- [Stated task]: For the data below, work out how many lines include the string "that" and report only the number.

===============

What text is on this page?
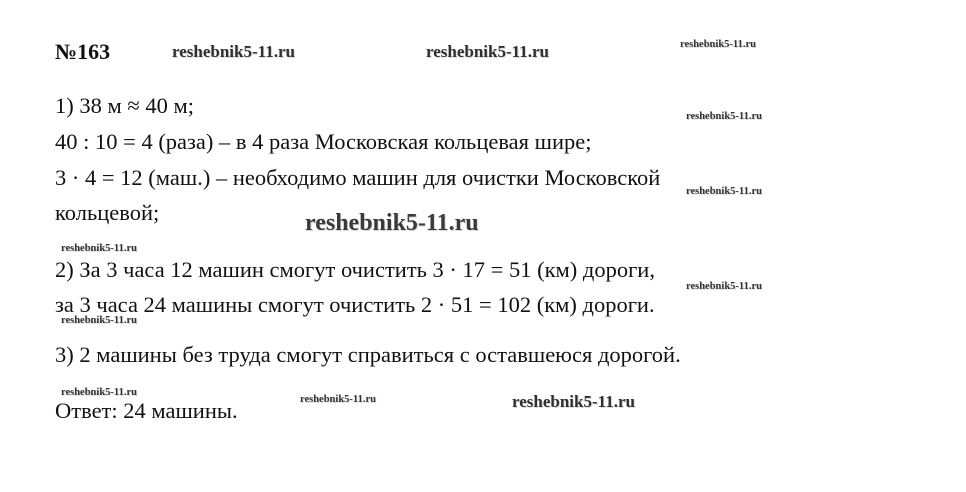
№163
1) 38 м ≈ 40 м;
40 : 10 = 4 (раза) – в 4 раза Московская кольцевая шире;
3 · 4 = 12 (маш.) – необходимо машин для очистки Московской
кольцевой;
2) За 3 часа 12 машин смогут очистить 3 · 17 = 51 (км) дороги,
за 3 часа 24 машины смогут очистить 2 · 51 = 102 (км) дороги.
3) 2 машины без труда смогут справиться с оставшеюся дорогой.
Ответ: 24 машины.
reshebnik5-11.ru	reshebnik5-11.ru	reshebnik5-11.ru
reshebnik5-11.ru
reshebnik5-11.ru
reshebnik5-11.ru
reshebnik5-11.ru
reshebnik5-11.ru
reshebnik5-11.ru
reshebnik5-11.ru
reshebnik5-11.ru	reshebnik5-11.ru
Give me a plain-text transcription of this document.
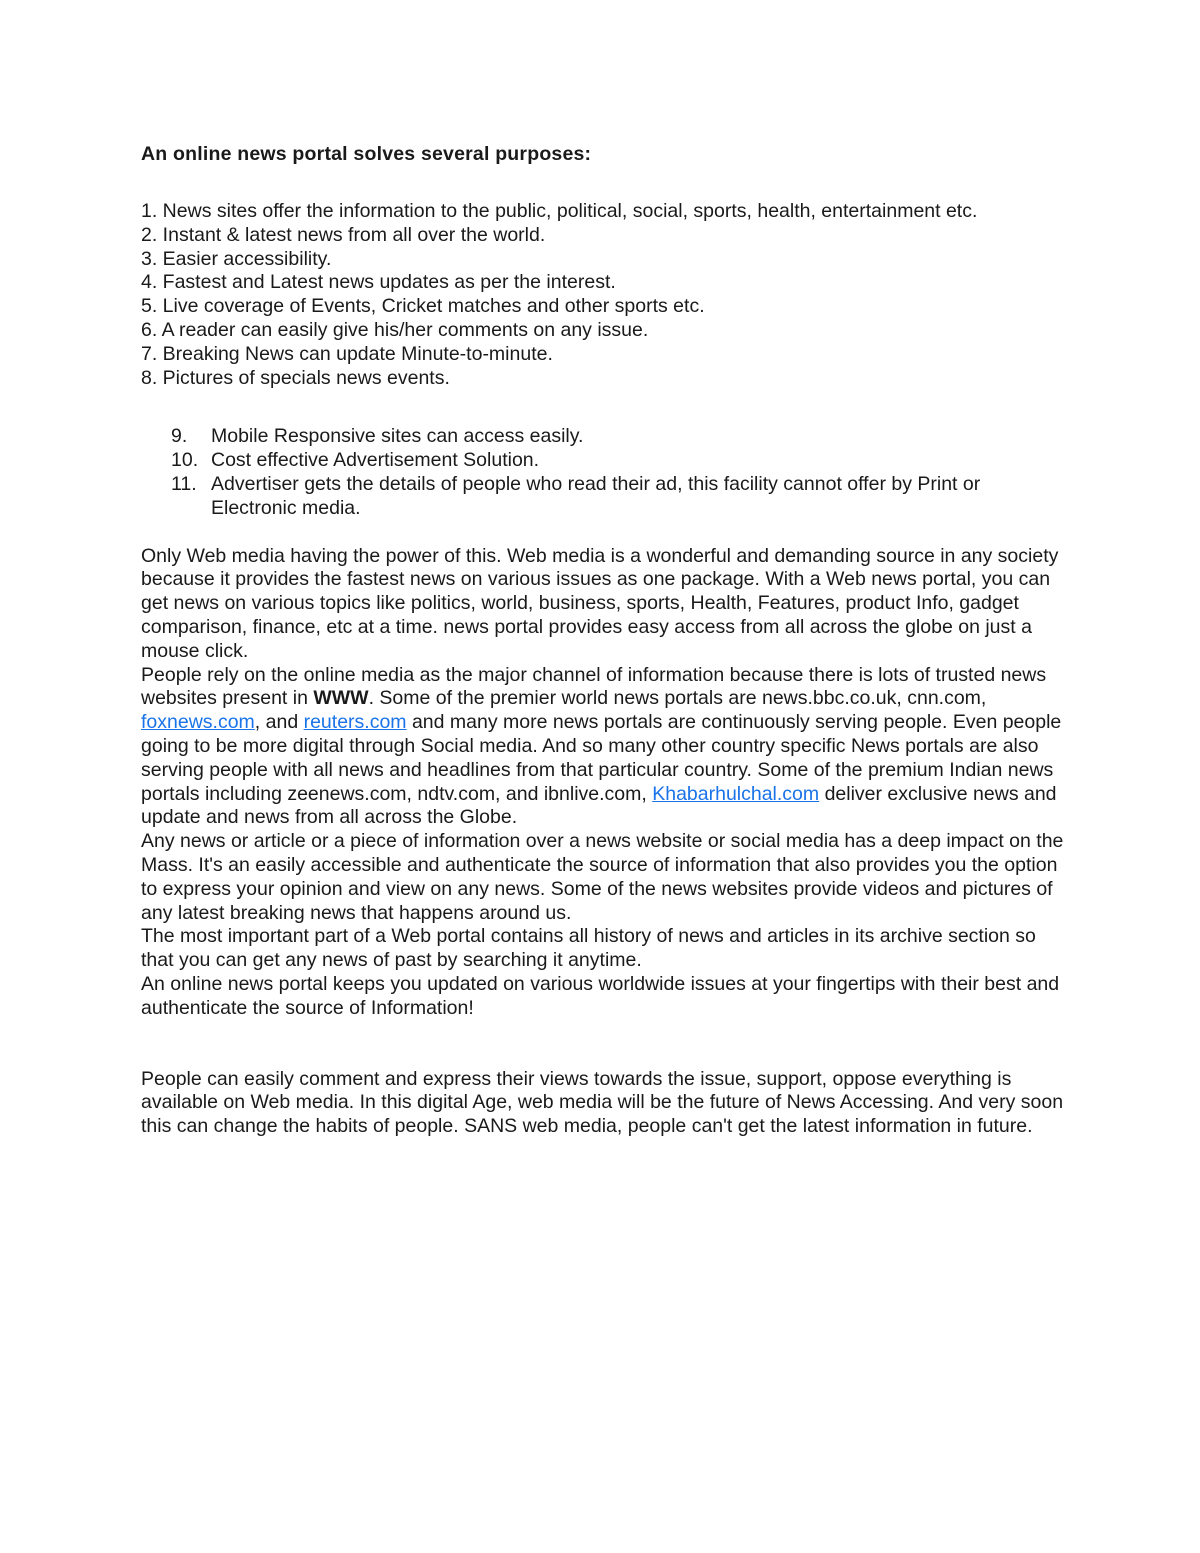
An online news portal solves several purposes:

1. News sites offer the information to the public, political, social, sports, health, entertainment etc.
2. Instant & latest news from all over the world.
3. Easier accessibility.
4. Fastest and Latest news updates as per the interest.
5. Live coverage of Events, Cricket matches and other sports etc.
6. A reader can easily give his/her comments on any issue.
7. Breaking News can update Minute-to-minute.
8. Pictures of specials news events.
9.	Mobile Responsive sites can access easily.
10. Cost effective Advertisement Solution.
11. Advertiser gets the details of people who read their ad, this facility cannot offer by Print or Electronic media.

Only Web media having the power of this. Web media is a wonderful and demanding source in any society because it provides the fastest news on various issues as one package. With a Web news portal, you can get news on various topics like politics, world, business, sports, Health, Features, product Info, gadget comparison, finance, etc at a time. news portal provides easy access from all across the globe on just a mouse click.

People rely on the online media as the major channel of information because there is lots of trusted news websites present in WWW. Some of the premier world news portals are news.bbc.co.uk, cnn.com, foxnews.com, and reuters.com and many more news portals are continuously serving people. Even people going to be more digital through Social media. And so many other country specific News portals are also serving people with all news and headlines from that particular country. Some of the premium Indian news portals including zeenews.com, ndtv.com, and ibnlive.com, Khabarhulchal.com deliver exclusive news and update and news from all across the Globe.

Any news or article or a piece of information over a news website or social media has a deep impact on the Mass. It's an easily accessible and authenticate the source of information that also provides you the option to express your opinion and view on any news. Some of the news websites provide videos and pictures of any latest breaking news that happens around us.

The most important part of a Web portal contains all history of news and articles in its archive section so that you can get any news of past by searching it anytime.

An online news portal keeps you updated on various worldwide issues at your fingertips with their best and authenticate the source of Information!

People can easily comment and express their views towards the issue, support, oppose everything is available on Web media. In this digital Age, web media will be the future of News Accessing. And very soon this can change the habits of people. SANS web media, people can't get the latest information in future.
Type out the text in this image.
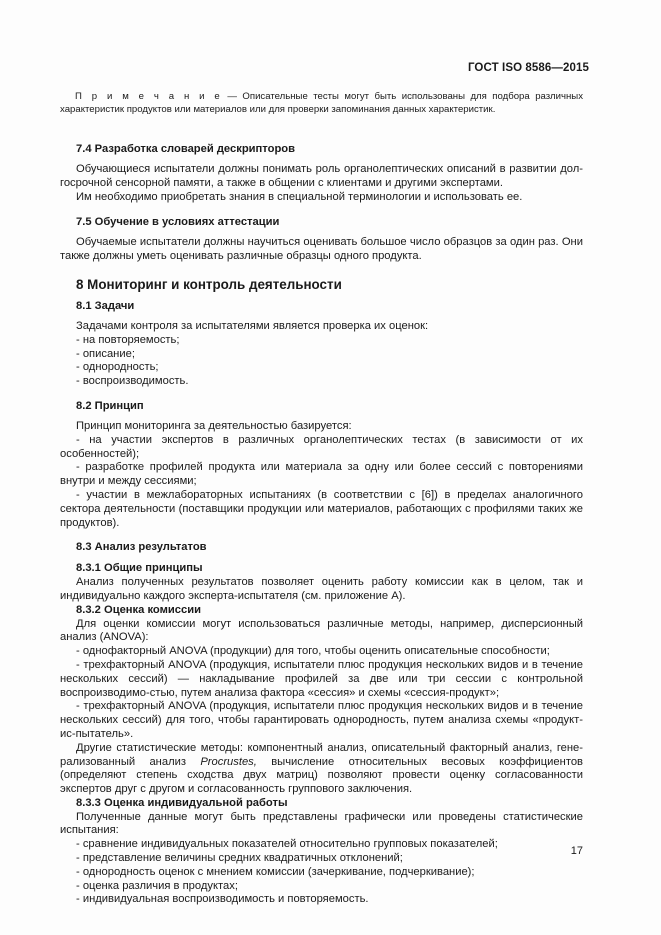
ГОСТ ISO 8586—2015

П р и м е ч а н и е — Описательные тесты могут быть использованы для подбора различных характеристик продуктов или материалов или для проверки запоминания данных характеристик.

7.4 Разработка словарей дескрипторов

Обучающиеся испытатели должны понимать роль органолептических описаний в развитии дол-госрочной сенсорной памяти, а также в общении с клиентами и другими экспертами.

Им необходимо приобретать знания в специальной терминологии и использовать ее.

7.5 Обучение в условиях аттестации

Обучаемые испытатели должны научиться оценивать большое число образцов за один раз. Они также должны уметь оценивать различные образцы одного продукта.

8 Мониторинг и контроль деятельности

8.1 Задачи

Задачами контроля за испытателями является проверка их оценок:

- на повторяемость;

- описание;

- однородность;

- воспроизводимость.

8.2 Принцип

Принцип мониторинга за деятельностью базируется:

- на участии экспертов в различных органолептических тестах (в зависимости от их особенностей);

- разработке профилей продукта или материала за одну или более сессий с повторениями внутри и между сессиями;

- участии в межлабораторных испытаниях (в соответствии с [6]) в пределах аналогичного сектора деятельности (поставщики продукции или материалов, работающих с профилями таких же продуктов).

8.3 Анализ результатов

8.3.1 Общие принципы

Анализ полученных результатов позволяет оценить работу комиссии как в целом, так и индивидуально каждого эксперта-испытателя (см. приложение А).

8.3.2 Оценка комиссии

Для оценки комиссии могут использоваться различные методы, например, дисперсионный анализ (ANOVA):

- однофакторный ANOVA (продукции) для того, чтобы оценить описательные способности;

- трехфакторный ANOVA (продукция, испытатели плюс продукция нескольких видов и в течение нескольких сессий) — накладывание профилей за две или три сессии с контрольной воспроизводимо-стью, путем анализа фактора «сессия» и схемы «сессия-продукт»;

- трехфакторный ANOVA (продукция, испытатели плюс продукция нескольких видов и в течение нескольких сессий) для того, чтобы гарантировать однородность, путем анализа схемы «продукт-ис-пытатель».

Другие статистические методы: компонентный анализ, описательный факторный анализ, гене-рализованный анализ Procrustes, вычисление относительных весовых коэффициентов (определяют степень сходства двух матриц) позволяют провести оценку согласованности экспертов друг с другом и согласованность группового заключения.

8.3.3 Оценка индивидуальной работы

Полученные данные могут быть представлены графически или проведены статистические испытания:

- сравнение индивидуальных показателей относительно групповых показателей;

- представление величины средних квадратичных отклонений;

- однородность оценок с мнением комиссии (зачеркивание, подчеркивание);

- оценка различия в продуктах;

- индивидуальная воспроизводимость и повторяемость.

17
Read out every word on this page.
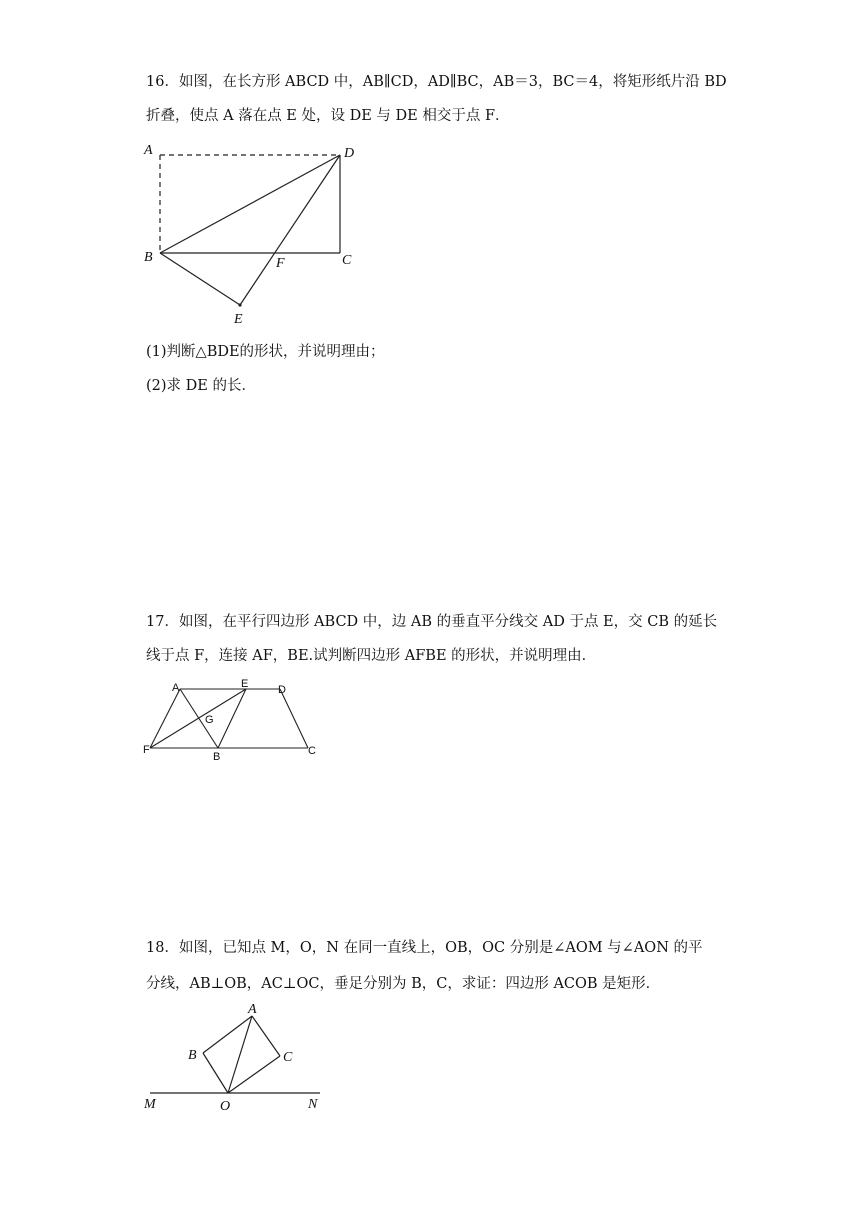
16．如图，在长方形 ABCD 中，AB∥CD，AD∥BC，AB＝3，BC＝4，将矩形纸片沿 BD
折叠，使点 A 落在点 E 处，设 DE 与 DE 相交于点 F．
A	D
B	C
F
E
(1)判断△BDE的形状，并说明理由；
(2)求 DE 的长．
17．如图，在平行四边形 ABCD 中，边 AB 的垂直平分线交 AD 于点 E，交 CB 的延长
线于点 F，连接 AF，BE.试判断四边形 AFBE 的形状，并说明理由．
A	E	D
G
F
B	C
18．如图，已知点 M，O，N 在同一直线上，OB，OC 分别是∠AOM 与∠AON 的平
分线，AB⊥OB，AC⊥OC，垂足分别为 B，C，求证：四边形 ACOB 是矩形．
A
B	C
M	O	N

===============

- [Result of the exercise]: 3